CE1---PE(R1)----P----PE(R2)---CE2

CE1 advertise its own Loopback address x.y.z.w/32 in VRF_AA

if on R2 we configure:

ip route vrf VRF_AA ETH-CE1 x.y.z.w

does MPLS network transport packet to eth of CE1 for packet sourced from R2?

wich label is associated to network eth of CE1?

4 Replies 4

a.alekseev
Level 7
Level 7

MP-BGP is used for assigning labels to vpn routes.

sh ip bgp vpnv4 vrf VRF_NAME labels

thanks for your answer

here I have pasted output of sh ip bgp vpn vrf VRF_NAME labels and show ip cef vrf xxx

for example, in this case I configure a static route with next hop received dynamically via MP-BGP

#ip route vrf VPN_XXX 151.99.125.0 255.255.255.0 10.188.127.5

#p vrf VPN_XXX 10.188.127.5

Type escape sequence to abort.

Sending 5, 100-byte ICMP Echos to 10.188.127.5, timeout is 2 seconds:

!!!!!

Success rate is 100 percent (5/5), round-trip min/avg/max = 20/21/24 ms

#sh ip rou vrf VPN_XXX 151.99.125.2

Routing entry for 151.99.125.0/24

Known via "static", distance 1, metric 0

Routing Descriptor Blocks:

* 10.188.127.5

Route metric is 0, traffic share count is 1

#sh ip rou vrf VPN_XXX 10.188.127.5

Routing entry for 10.188.127.5/32

Known via "bgp yyy", distance 200, metric 0

Tag xxx, type internal

Last update from 217.223.17.130 1w6d ago

Routing Descriptor Blocks:

* 217.223.17.130 (Default-IP-Routing-Table), from 217.222.0.50, 1w6d ago

Route metric is 0, traffic share count is 1

AS Hops 2

#sh ip bgp vpn vrf VPN_XXX tags | i 10.188.127.5

10.188.127.5/32 217.223.17.130 notag/6871

#sh ip cef vrf VPN_XXX 151.99.125.0 255.255.255.0 det

151.99.125.0/24, version 127910, per-destination sharing

0 packets, 0 bytes

Flow: AS 0, mask 24

tag information from 10.188.127.5/32, shared

local tag: VPN-route-head

fast tag rewrite with

Recursive rewrite via 217.223.17.130/32, tags imposed {6871}

via 10.188.127.5, 0 dependencies, recursive

next hop 217.222.7.37, FastEthernet5/1/0 via 10.188.127.5/32

valid adjacency

tag rewrite with

Recursive rewrite via 217.223.17.130/32, tags imposed {6871}

Recursive load sharing using 217.223.17.130/32.

it assigns the same label at both routes (one only static and n.h dinamically received via MP-BGP.

········

> **Prompt**
Resume the forum thread on MPLS VPN labels above, picking up right after its final sentence.

········

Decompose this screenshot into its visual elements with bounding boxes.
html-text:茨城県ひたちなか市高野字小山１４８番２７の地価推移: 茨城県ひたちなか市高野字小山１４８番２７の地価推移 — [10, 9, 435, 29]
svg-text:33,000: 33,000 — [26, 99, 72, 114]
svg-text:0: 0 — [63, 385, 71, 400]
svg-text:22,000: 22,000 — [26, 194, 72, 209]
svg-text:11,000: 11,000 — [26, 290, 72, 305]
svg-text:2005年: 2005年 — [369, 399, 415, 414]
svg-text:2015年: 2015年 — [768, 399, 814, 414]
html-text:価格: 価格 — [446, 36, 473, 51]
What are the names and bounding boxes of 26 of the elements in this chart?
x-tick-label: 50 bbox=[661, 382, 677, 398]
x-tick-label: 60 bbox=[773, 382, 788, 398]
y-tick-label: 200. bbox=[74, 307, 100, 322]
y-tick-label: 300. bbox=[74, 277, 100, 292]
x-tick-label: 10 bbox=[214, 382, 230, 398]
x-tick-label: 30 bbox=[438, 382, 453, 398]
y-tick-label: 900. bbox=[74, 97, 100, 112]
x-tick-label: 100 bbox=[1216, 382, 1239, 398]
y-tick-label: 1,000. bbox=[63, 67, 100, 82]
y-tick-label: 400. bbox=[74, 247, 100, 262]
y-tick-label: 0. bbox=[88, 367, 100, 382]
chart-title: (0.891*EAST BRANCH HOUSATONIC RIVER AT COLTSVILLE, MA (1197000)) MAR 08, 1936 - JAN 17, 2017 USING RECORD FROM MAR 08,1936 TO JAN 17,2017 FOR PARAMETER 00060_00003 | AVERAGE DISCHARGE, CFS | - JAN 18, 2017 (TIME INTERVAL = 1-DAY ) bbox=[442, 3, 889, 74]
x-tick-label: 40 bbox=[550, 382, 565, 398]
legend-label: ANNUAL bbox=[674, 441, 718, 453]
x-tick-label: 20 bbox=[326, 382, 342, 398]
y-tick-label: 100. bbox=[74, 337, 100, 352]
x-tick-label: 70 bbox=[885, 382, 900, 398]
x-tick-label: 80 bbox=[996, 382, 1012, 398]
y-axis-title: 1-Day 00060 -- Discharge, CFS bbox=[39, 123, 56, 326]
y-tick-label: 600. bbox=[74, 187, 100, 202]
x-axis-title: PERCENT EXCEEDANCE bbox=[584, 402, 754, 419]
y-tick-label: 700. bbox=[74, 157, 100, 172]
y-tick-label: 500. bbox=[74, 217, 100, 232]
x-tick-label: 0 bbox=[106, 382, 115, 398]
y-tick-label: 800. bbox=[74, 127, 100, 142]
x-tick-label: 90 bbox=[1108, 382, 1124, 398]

········

> **Written response**
it seems PE is able to transport packets destined to 151.99.125.0/24 without any MP-BGP advertisement about this network.

the questions is:

is it correct this behavior?

I have a similar issue, but have found that [speculation with some evidence] this forwarding of traffic only works when the next-hop PE is an LDP neighbour. If the next-hop PE is not and LDP neighbour, then there is no entry in the mpls forwarding table for the route (although it appears valid in the vrf bgp routing table and in CEF). I suspect this to be a recursive lookup problem, but am still in early stages..

Now I have it replicated in the lab. As I thought, if you have an LDP neighbour then the correct MPLS forwarding entry appears despite the fact that the prefix is not present in MP-BGP, since it's learnt in LDP. If the two devices are not LDP neighbours and are reliant on MP-BGP for their labels then no MPLS forwarding entry exists and (in my case) CEF forwards the packet to the default route entry instead (effectively blackholing it).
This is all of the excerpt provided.